**Exercise brief:** Reproduce the records below in full and word for word, excluding pictures.

*** Given records

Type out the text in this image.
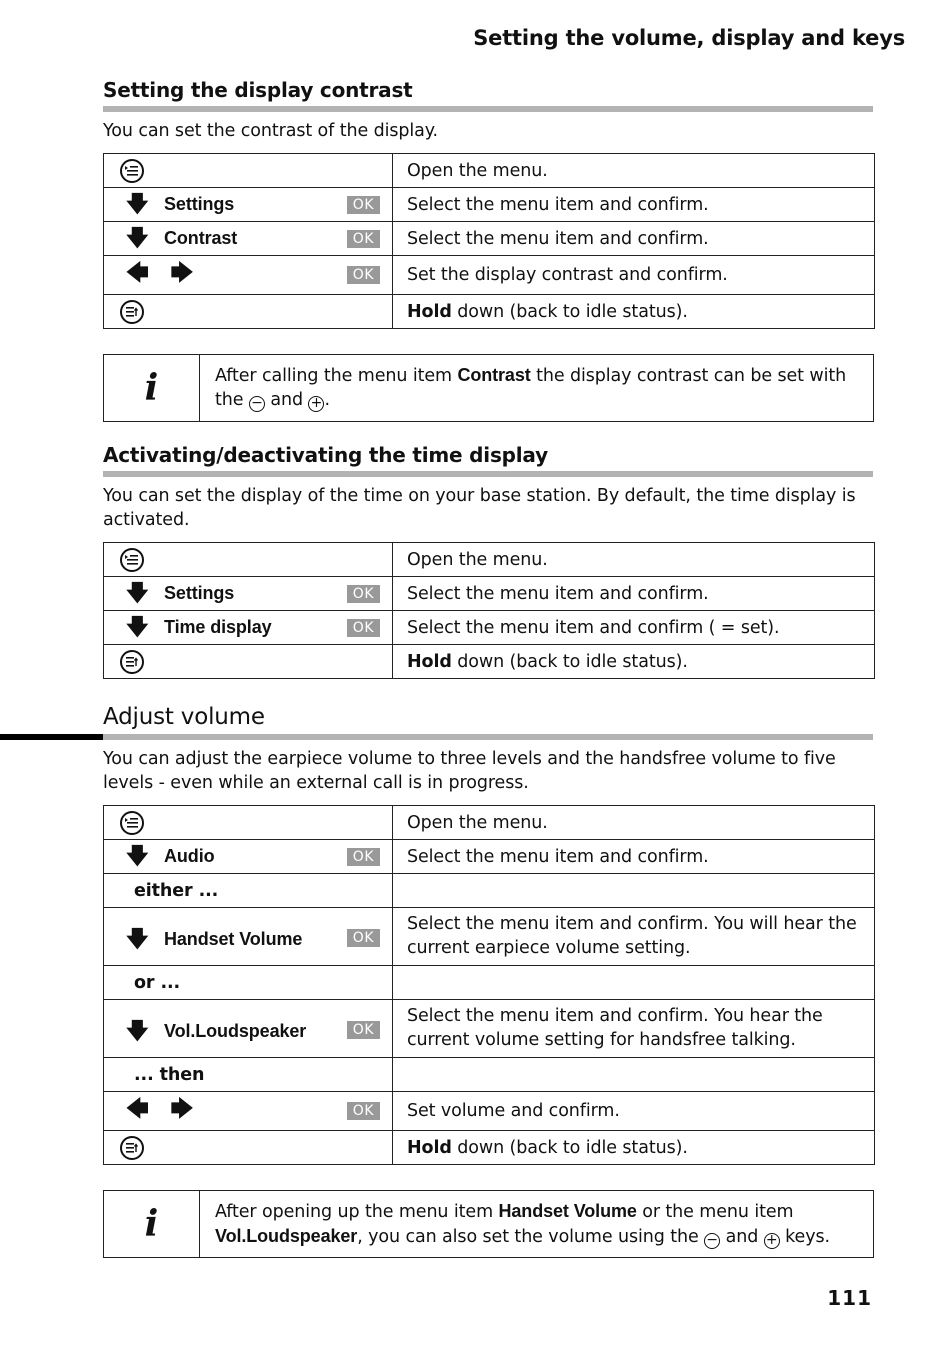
Setting the volume, display and keys
Setting the display contrast
You can set the contrast of the display.
	Open the menu.

🡇 Settings OK	Select the menu item and confirm.

🡇 Contrast OK	Select the menu item and confirm.

🡄 🡆 OK	Set the display contrast and confirm.

	Hold down (back to idle status).
i	After calling the menu item Contrast the display contrast can be set with the − and + .
Activating/deactivating the time display
You can set the display of the time on your base station. By default, the time display is activated.
	Open the menu.

🡇 Settings OK	Select the menu item and confirm.

🡇 Time display OK	Select the menu item and confirm ( = set).

	Hold down (back to idle status).
Adjust volume
You can adjust the earpiece volume to three levels and the handsfree volume to five levels - even while an external call is in progress.
	Open the menu.

🡇 Audio OK	Select the menu item and confirm.

either ...	

🡇 Handset Volume OK	Select the menu item and confirm. You will hear the current earpiece volume setting.

or ...	

🡇 Vol.Loudspeaker OK	Select the menu item and confirm. You hear the current volume setting for handsfree talking.

... then	

🡄 🡆 OK	Set volume and confirm.

	Hold down (back to idle status).
i	After opening up the menu item Handset Volume or the menu item Vol.Loudspeaker, you can also set the volume using the − and + keys.
111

******

**Reply to the exercise:**
Type out the text in this image.
Setting the volume, display and keys
Setting the display contrast
You can set the contrast of the display.
	Open the menu.

🡇 Settings OK	Select the menu item and confirm.

🡇 Contrast OK	Select the menu item and confirm.

🡄 🡆 OK	Set the display contrast and confirm.

	Hold down (back to idle status).
i	After calling the menu item Contrast the display contrast can be set with the − and + .
Activating/deactivating the time display
You can set the display of the time on your base station. By default, the time display is activated.
	Open the menu.

🡇 Settings OK	Select the menu item and confirm.

🡇 Time display OK	Select the menu item and confirm ( = set).

	Hold down (back to idle status).
Adjust volume
You can adjust the earpiece volume to three levels and the handsfree volume to five levels - even while an external call is in progress.
	Open the menu.

🡇 Audio OK	Select the menu item and confirm.

either ...	

🡇 Handset Volume OK	Select the menu item and confirm. You will hear the current earpiece volume setting.

or ...	

🡇 Vol.Loudspeaker OK	Select the menu item and confirm. You hear the current volume setting for handsfree talking.

... then	

🡄 🡆 OK	Set volume and confirm.

	Hold down (back to idle status).
i	After opening up the menu item Handset Volume or the menu item Vol.Loudspeaker, you can also set the volume using the − and + keys.
111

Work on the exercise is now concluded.